Task statement – Among the entries below, find the lines with the word "text" and return them.

Exercise materials –
((
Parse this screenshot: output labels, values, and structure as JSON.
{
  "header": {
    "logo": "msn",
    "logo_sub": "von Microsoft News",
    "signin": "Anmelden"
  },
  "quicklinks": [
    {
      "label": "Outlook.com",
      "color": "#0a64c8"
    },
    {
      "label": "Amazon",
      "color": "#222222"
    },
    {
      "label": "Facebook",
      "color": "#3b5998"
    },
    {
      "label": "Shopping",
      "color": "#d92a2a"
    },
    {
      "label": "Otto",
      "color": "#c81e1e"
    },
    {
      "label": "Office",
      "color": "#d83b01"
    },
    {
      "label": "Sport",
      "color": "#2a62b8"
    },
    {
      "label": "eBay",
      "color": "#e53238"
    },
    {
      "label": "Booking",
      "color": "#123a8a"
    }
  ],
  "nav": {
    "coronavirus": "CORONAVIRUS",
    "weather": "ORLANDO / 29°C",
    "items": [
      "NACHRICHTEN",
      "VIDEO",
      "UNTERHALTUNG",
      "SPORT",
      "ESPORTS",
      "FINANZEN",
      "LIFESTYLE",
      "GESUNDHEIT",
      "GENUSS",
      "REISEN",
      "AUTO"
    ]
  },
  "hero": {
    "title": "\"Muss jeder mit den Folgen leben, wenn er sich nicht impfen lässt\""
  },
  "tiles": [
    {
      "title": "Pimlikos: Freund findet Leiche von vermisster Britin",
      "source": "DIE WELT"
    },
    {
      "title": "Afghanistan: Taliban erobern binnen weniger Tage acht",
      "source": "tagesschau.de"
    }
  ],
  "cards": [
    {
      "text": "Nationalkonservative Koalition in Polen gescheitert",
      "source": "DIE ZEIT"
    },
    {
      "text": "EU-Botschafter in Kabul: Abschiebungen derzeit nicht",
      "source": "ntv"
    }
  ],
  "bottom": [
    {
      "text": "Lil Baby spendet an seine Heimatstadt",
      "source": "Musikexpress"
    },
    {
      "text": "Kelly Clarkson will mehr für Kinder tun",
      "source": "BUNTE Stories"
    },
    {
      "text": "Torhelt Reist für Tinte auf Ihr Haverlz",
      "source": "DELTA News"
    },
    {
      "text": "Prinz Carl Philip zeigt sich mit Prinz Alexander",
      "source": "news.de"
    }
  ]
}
))
Task answer –
      "text": "Nationalkonservative Koalition in Polen gescheitert",
      "text": "EU-Botschafter in Kabul: Abschiebungen derzeit nicht",
      "text": "Lil Baby spendet an seine Heimatstadt",
      "text": "Kelly Clarkson will mehr für Kinder tun",
      "text": "Torhelt Reist für Tinte auf Ihr Haverlz",
      "text": "Prinz Carl Philip zeigt sich mit Prinz Alexander",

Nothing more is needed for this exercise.